Work required
Find all lines in the records that include the word "location", and copy them out.

(Stored entries)
*****

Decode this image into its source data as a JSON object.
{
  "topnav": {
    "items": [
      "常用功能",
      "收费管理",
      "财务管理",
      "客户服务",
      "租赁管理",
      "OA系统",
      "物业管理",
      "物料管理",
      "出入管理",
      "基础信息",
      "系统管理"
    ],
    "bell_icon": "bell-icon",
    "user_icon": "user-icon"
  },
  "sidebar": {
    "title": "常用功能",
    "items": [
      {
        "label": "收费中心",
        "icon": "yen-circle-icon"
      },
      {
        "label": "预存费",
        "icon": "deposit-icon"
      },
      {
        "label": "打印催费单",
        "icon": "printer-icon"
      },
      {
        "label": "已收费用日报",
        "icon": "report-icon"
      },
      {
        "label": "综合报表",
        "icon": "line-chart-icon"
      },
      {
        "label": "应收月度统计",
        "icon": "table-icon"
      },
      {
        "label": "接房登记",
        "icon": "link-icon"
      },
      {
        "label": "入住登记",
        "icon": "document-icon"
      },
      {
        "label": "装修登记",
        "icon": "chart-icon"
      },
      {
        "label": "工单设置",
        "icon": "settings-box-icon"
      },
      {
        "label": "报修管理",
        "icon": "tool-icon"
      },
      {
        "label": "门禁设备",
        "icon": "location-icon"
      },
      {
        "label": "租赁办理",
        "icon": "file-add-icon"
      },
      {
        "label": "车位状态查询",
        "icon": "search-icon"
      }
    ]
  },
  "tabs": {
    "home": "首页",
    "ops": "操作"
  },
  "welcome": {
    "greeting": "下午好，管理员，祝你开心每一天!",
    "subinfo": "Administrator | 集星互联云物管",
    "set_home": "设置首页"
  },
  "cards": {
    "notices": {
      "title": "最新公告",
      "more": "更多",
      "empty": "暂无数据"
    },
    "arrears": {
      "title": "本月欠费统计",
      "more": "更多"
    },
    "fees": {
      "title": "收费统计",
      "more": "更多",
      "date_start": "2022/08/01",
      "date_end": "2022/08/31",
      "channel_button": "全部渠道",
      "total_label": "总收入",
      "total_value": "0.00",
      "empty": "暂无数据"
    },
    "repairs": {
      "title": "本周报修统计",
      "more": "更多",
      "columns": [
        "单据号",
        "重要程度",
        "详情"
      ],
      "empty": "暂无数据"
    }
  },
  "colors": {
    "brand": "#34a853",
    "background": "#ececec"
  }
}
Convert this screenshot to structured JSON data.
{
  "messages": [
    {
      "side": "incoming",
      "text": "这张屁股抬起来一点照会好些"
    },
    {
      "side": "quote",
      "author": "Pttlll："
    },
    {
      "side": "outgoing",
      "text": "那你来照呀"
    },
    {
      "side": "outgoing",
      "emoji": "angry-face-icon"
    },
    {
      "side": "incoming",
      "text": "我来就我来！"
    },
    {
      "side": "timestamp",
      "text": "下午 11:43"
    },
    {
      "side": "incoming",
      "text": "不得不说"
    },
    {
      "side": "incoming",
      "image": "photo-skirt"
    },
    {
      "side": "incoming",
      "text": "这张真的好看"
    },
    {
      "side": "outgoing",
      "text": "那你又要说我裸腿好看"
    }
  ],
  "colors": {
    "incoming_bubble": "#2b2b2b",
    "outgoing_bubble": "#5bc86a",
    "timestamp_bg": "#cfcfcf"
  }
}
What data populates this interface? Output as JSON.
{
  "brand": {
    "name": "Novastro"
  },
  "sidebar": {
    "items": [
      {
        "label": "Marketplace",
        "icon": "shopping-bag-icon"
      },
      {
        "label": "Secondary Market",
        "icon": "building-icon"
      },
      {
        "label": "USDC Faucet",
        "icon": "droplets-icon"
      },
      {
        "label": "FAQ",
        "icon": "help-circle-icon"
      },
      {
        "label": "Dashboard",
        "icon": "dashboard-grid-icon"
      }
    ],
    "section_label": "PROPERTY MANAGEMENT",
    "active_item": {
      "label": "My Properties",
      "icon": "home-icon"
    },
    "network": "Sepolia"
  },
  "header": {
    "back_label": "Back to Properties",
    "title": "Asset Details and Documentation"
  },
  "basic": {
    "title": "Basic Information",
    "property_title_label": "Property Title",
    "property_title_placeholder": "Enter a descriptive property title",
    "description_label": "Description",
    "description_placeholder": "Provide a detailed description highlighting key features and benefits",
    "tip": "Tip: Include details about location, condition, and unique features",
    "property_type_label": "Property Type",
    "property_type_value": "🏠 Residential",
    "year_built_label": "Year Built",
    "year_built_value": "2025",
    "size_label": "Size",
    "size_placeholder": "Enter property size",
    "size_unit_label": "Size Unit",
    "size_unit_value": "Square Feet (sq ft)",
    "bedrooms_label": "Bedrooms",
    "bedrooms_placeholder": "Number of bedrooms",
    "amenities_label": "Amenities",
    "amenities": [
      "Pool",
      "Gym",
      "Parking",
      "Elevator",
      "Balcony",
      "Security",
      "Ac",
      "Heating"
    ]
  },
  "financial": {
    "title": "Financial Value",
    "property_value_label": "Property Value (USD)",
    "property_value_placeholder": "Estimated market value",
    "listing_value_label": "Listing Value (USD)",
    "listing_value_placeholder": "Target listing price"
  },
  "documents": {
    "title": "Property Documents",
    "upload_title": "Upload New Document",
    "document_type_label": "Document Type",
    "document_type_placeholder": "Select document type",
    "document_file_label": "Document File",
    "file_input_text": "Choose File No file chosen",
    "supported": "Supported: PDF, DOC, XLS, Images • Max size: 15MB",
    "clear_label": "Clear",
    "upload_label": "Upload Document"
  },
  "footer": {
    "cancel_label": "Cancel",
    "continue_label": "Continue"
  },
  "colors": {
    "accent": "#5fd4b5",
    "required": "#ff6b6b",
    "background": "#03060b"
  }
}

*****

Correct response
        "icon": "location-icon"
    "tip": "Tip: Include details about location, condition, and unique features",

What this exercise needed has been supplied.